Copy the data word for word, keeping every line.

─── PROVIDED DATA ───

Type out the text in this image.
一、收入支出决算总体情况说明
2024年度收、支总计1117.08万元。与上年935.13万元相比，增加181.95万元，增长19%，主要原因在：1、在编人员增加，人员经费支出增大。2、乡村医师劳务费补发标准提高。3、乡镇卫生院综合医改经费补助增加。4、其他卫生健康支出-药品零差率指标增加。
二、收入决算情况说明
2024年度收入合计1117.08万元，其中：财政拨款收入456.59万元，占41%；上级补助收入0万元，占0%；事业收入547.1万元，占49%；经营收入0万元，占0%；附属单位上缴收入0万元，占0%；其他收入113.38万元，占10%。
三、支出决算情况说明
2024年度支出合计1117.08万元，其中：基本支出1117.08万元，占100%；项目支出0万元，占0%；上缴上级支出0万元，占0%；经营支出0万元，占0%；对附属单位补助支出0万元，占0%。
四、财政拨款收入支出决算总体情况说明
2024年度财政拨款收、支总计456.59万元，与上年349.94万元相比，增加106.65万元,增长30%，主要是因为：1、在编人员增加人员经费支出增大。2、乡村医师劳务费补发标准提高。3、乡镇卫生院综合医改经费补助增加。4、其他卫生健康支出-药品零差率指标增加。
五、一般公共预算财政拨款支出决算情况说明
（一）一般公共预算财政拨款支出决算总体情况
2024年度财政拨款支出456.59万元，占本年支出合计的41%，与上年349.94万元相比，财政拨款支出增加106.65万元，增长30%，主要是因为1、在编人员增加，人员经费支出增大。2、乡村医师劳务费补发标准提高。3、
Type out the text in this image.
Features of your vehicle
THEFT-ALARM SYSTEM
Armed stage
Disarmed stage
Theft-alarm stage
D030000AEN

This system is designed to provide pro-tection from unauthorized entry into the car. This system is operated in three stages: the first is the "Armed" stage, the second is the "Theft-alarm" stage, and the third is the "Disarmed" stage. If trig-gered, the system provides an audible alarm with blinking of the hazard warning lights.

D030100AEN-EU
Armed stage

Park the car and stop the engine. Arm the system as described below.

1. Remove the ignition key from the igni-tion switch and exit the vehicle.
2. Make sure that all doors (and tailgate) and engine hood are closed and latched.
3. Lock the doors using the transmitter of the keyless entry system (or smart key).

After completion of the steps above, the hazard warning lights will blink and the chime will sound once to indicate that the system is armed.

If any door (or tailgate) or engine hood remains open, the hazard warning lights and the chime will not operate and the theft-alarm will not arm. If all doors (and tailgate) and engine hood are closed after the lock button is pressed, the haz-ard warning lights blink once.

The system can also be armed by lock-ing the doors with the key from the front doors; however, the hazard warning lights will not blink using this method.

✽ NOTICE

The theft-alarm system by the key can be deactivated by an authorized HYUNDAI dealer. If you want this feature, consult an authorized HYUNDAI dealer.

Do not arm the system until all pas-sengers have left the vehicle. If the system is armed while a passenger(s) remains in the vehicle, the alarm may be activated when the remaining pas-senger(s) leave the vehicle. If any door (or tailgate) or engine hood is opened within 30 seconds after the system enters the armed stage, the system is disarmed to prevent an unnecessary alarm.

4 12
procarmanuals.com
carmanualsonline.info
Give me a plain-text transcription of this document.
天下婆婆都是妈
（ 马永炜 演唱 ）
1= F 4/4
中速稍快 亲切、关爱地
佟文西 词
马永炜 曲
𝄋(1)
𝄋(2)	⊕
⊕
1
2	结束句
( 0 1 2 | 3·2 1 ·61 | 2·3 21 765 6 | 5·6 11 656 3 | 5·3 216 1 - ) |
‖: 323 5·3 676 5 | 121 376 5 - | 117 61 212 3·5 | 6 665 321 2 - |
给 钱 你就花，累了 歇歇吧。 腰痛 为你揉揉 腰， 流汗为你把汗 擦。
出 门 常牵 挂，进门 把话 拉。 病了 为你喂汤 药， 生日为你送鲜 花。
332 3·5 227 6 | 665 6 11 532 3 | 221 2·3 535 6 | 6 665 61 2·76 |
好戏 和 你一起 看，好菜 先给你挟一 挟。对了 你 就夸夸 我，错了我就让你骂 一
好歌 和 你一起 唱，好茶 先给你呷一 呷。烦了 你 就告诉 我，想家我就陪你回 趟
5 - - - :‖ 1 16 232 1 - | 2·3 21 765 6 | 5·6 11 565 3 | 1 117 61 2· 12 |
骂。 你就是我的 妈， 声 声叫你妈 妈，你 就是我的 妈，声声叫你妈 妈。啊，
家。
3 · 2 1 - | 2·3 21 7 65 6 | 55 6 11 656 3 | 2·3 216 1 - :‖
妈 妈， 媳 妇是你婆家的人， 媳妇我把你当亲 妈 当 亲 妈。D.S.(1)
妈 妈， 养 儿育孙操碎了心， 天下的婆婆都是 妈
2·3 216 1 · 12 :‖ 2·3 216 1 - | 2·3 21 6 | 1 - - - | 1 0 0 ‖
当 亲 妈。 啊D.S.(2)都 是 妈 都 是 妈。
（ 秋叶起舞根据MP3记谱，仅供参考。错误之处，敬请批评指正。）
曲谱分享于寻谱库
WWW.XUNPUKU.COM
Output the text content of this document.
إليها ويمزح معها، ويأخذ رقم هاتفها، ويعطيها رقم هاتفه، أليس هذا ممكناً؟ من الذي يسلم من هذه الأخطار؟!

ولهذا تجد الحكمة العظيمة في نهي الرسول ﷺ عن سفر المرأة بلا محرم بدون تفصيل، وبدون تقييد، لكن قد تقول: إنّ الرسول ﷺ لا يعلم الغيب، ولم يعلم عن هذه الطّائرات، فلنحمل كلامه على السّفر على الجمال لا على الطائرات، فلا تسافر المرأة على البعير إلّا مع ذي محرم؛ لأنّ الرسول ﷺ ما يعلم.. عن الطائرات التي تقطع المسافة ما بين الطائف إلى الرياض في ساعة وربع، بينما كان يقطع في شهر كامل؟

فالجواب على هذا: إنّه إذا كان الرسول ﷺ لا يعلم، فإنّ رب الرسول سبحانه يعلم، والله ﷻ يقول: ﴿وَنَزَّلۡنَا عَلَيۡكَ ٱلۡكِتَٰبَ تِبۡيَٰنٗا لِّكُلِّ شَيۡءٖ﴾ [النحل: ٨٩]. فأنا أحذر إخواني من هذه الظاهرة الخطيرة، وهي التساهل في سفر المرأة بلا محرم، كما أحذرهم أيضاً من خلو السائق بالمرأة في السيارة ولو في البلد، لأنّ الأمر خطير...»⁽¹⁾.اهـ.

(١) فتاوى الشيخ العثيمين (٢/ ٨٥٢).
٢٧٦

───

→ **WRITTEN RESPONSE**
Type out the text in this image.
一、收入支出决算总体情况说明
2024年度收、支总计1117.08万元。与上年935.13万元相比，增加181.95万元，增长19%，主要原因在：1、在编人员增加，人员经费支出增大。2、乡村医师劳务费补发标准提高。3、乡镇卫生院综合医改经费补助增加。4、其他卫生健康支出-药品零差率指标增加。
二、收入决算情况说明
2024年度收入合计1117.08万元，其中：财政拨款收入456.59万元，占41%；上级补助收入0万元，占0%；事业收入547.1万元，占49%；经营收入0万元，占0%；附属单位上缴收入0万元，占0%；其他收入113.38万元，占10%。
三、支出决算情况说明
2024年度支出合计1117.08万元，其中：基本支出1117.08万元，占100%；项目支出0万元，占0%；上缴上级支出0万元，占0%；经营支出0万元，占0%；对附属单位补助支出0万元，占0%。
四、财政拨款收入支出决算总体情况说明
2024年度财政拨款收、支总计456.59万元，与上年349.94万元相比，增加106.65万元,增长30%，主要是因为：1、在编人员增加人员经费支出增大。2、乡村医师劳务费补发标准提高。3、乡镇卫生院综合医改经费补助增加。4、其他卫生健康支出-药品零差率指标增加。
五、一般公共预算财政拨款支出决算情况说明
（一）一般公共预算财政拨款支出决算总体情况
2024年度财政拨款支出456.59万元，占本年支出合计的41%，与上年349.94万元相比，财政拨款支出增加106.65万元，增长30%，主要是因为1、在编人员增加，人员经费支出增大。2、乡村医师劳务费补发标准提高。3、
Type out the text in this image.
Features of your vehicle
THEFT-ALARM SYSTEM
Armed stage
Disarmed stage
Theft-alarm stage
D030000AEN

This system is designed to provide pro-tection from unauthorized entry into the car. This system is operated in three stages: the first is the "Armed" stage, the second is the "Theft-alarm" stage, and the third is the "Disarmed" stage. If trig-gered, the system provides an audible alarm with blinking of the hazard warning lights.

D030100AEN-EU
Armed stage

Park the car and stop the engine. Arm the system as described below.

1. Remove the ignition key from the igni-tion switch and exit the vehicle.
2. Make sure that all doors (and tailgate) and engine hood are closed and latched.
3. Lock the doors using the transmitter of the keyless entry system (or smart key).

After completion of the steps above, the hazard warning lights will blink and the chime will sound once to indicate that the system is armed.

If any door (or tailgate) or engine hood remains open, the hazard warning lights and the chime will not operate and the theft-alarm will not arm. If all doors (and tailgate) and engine hood are closed after the lock button is pressed, the haz-ard warning lights blink once.

The system can also be armed by lock-ing the doors with the key from the front doors; however, the hazard warning lights will not blink using this method.

✽ NOTICE

The theft-alarm system by the key can be deactivated by an authorized HYUNDAI dealer. If you want this feature, consult an authorized HYUNDAI dealer.

Do not arm the system until all pas-sengers have left the vehicle. If the system is armed while a passenger(s) remains in the vehicle, the alarm may be activated when the remaining pas-senger(s) leave the vehicle. If any door (or tailgate) or engine hood is opened within 30 seconds after the system enters the armed stage, the system is disarmed to prevent an unnecessary alarm.

4 12
procarmanuals.com
carmanualsonline.info
Give me a plain-text transcription of this document.
天下婆婆都是妈
（ 马永炜 演唱 ）
1= F 4/4
中速稍快 亲切、关爱地
佟文西 词
马永炜 曲
𝄋(1)
𝄋(2)	⊕
⊕
1
2	结束句
( 0 1 2 | 3·2 1 ·61 | 2·3 21 765 6 | 5·6 11 656 3 | 5·3 216 1 - ) |
‖: 323 5·3 676 5 | 121 376 5 - | 117 61 212 3·5 | 6 665 321 2 - |
给 钱 你就花，累了 歇歇吧。 腰痛 为你揉揉 腰， 流汗为你把汗 擦。
出 门 常牵 挂，进门 把话 拉。 病了 为你喂汤 药， 生日为你送鲜 花。
332 3·5 227 6 | 665 6 11 532 3 | 221 2·3 535 6 | 6 665 61 2·76 |
好戏 和 你一起 看，好菜 先给你挟一 挟。对了 你 就夸夸 我，错了我就让你骂 一
好歌 和 你一起 唱，好茶 先给你呷一 呷。烦了 你 就告诉 我，想家我就陪你回 趟
5 - - - :‖ 1 16 232 1 - | 2·3 21 765 6 | 5·6 11 565 3 | 1 117 61 2· 12 |
骂。 你就是我的 妈， 声 声叫你妈 妈，你 就是我的 妈，声声叫你妈 妈。啊，
家。
3 · 2 1 - | 2·3 21 7 65 6 | 55 6 11 656 3 | 2·3 216 1 - :‖
妈 妈， 媳 妇是你婆家的人， 媳妇我把你当亲 妈 当 亲 妈。D.S.(1)
妈 妈， 养 儿育孙操碎了心， 天下的婆婆都是 妈
2·3 216 1 · 12 :‖ 2·3 216 1 - | 2·3 21 6 | 1 - - - | 1 0 0 ‖
当 亲 妈。 啊D.S.(2)都 是 妈 都 是 妈。
（ 秋叶起舞根据MP3记谱，仅供参考。错误之处，敬请批评指正。）
曲谱分享于寻谱库
WWW.XUNPUKU.COM
Output the text content of this document.
إليها ويمزح معها، ويأخذ رقم هاتفها، ويعطيها رقم هاتفه، أليس هذا ممكناً؟ من الذي يسلم من هذه الأخطار؟!

ولهذا تجد الحكمة العظيمة في نهي الرسول ﷺ عن سفر المرأة بلا محرم بدون تفصيل، وبدون تقييد، لكن قد تقول: إنّ الرسول ﷺ لا يعلم الغيب، ولم يعلم عن هذه الطّائرات، فلنحمل كلامه على السّفر على الجمال لا على الطائرات، فلا تسافر المرأة على البعير إلّا مع ذي محرم؛ لأنّ الرسول ﷺ ما يعلم.. عن الطائرات التي تقطع المسافة ما بين الطائف إلى الرياض في ساعة وربع، بينما كان يقطع في شهر كامل؟

فالجواب على هذا: إنّه إذا كان الرسول ﷺ لا يعلم، فإنّ رب الرسول سبحانه يعلم، والله ﷻ يقول: ﴿وَنَزَّلۡنَا عَلَيۡكَ ٱلۡكِتَٰبَ تِبۡيَٰنٗا لِّكُلِّ شَيۡءٖ﴾ [النحل: ٨٩]. فأنا أحذر إخواني من هذه الظاهرة الخطيرة، وهي التساهل في سفر المرأة بلا محرم، كما أحذرهم أيضاً من خلو السائق بالمرأة في السيارة ولو في البلد، لأنّ الأمر خطير...»⁽¹⁾.اهـ.

(١) فتاوى الشيخ العثيمين (٢/ ٨٥٢).
٢٧٦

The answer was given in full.